* TASKS TO COMPLETE:
• A. Write out the passage from the interview on parasitic worms and infant immunity below, beginning at the words "Q: What have" and stopping after the words "our control group.".
• B. Answer the following questions using the interview on parasitic worms and infant immunity below.
(i) At which university is Dr. Ai Ing Lim's lab located?
(ii) Which parasitic worm is used to infect the female mice?
(iii) Against which two viruses were the exposed offspring protected?

* DOCUMENT SECTION:
|---|
An image from a microscope shows a close-up of orb-shaped purple and blue human goblet cells lining the large intestine.
Ed Reschke Getty Images

Human immune systems are intricate disease-fighting networks that begin forming in utero—in the womb before birth—to keep us healthy. Research shows that a mother’s environment and exposures during pregnancy can significantly affect how an infant’s immune system develops. Scientists such as Krist Antunes Fernandes, Ph.D., a Pew Latin American fellow, are exploring this process to better understand how to protect babies from disease.

In a science lab in front of a computer screen, a person with long, dark hair smiles while wearing a patterned shirt and a white cardigan.
Krist Antunes Fernandes, Ph.D., is a 2024 Pew Latin American fellow based at Princeton University.
C. Todd Reichart

Dr. Antunes Fernandes’ work in Dr. Ai Ing Lim’s lab at Princeton University looks to one unlikely organism for answers: helminths, also known as parasitic worms. Though helminths have largely been eliminated from most urban environments today, these small organisms once offered a helping hand in bolstering human immune systems—and their biology provides a blueprint scientists can use to craft new therapeutics that keep babies healthy.

This interview was edited for length and clarity.

Q: Your work examines “maternal offspring immune crosstalk.” What is this?

A: Our immune system and barrier tissues—such as the lungs, gut, and skin—start to develop in utero. Emerging data from our lab and others tells us that maternal exposures during pregnancy and lactation actually influence this crucial development and, therefore, the offspring’s immunity throughout life. We call this process maternal offspring immune crosstalk.

Q: What kinds of exposures affect immune development?

A: One of the most important is our contact with microbes. Our immune system and barrier tissues are programmed through exposure to a range of microbes and microparasites. However, urban living, sanitation, and deworming treatment have all led to a dramatic decrease in human interaction with microbes, specifically in key developmental windows such as pregnancy. One specific microparasite that has been disappearing from our society are helminths. These are what we study in the lab.

Q: Tell us how you research helminths.

To model the human populations with chronic gut infections caused by helminths, we infect female mice with Heligmosomoides polygyrus, a common parasitic worm found in nature. Then, we analyze immune outcomes in their babies right after birth and also when they become adults by challenging their immune system with viruses, such as respiratory syncytial virus (RSV). We compare these mice to our control group: mice whose mothers weren’t exposed to helminths.

Q: What have you found?

A: We saw that the exposed offspring were protected against both RSV and influenza. Specifically, we found that this helminth infection in the mother transforms the epithelial cells that line the baby’s lungs. These cells protect against viruses by producing a powerful antiviral protein that we didn’t see in our control group.

Q: So the baby mice don’t get sick at all?
|---|
* DATA EXTRACT:

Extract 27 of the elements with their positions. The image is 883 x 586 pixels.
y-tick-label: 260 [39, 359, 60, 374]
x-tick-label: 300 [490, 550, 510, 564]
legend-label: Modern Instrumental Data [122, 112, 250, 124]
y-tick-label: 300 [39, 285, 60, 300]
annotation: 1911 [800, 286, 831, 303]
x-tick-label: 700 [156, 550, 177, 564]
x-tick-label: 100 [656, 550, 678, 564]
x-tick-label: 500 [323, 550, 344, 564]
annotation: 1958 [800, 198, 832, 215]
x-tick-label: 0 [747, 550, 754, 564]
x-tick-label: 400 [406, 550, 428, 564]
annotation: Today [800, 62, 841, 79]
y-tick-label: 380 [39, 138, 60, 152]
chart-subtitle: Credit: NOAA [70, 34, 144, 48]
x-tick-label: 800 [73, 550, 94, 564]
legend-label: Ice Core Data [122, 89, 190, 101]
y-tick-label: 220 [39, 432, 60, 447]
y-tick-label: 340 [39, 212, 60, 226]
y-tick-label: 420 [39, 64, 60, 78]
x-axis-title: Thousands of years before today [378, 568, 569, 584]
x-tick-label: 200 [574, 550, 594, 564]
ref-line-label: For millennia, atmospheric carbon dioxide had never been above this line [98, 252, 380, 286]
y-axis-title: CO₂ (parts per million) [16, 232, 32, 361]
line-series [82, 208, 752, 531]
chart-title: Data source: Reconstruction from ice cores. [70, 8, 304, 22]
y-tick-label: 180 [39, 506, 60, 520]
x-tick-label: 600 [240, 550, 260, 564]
|---|
* ANSWERS IN ORDER:
• A.
Q: What have you found?

A: We saw that the exposed offspring were protected against both RSV and influenza. Specifically, we found that this helminth infection in the mother transforms the epithelial cells that line the baby’s lungs. These cells protect against viruses by producing a powerful antiviral protein that we didn’t see in our control group.

• B.
(i) Princeton University
(ii) Heligmosomoides polygyrus
(iii) RSV (respiratory syncytial virus) and influenza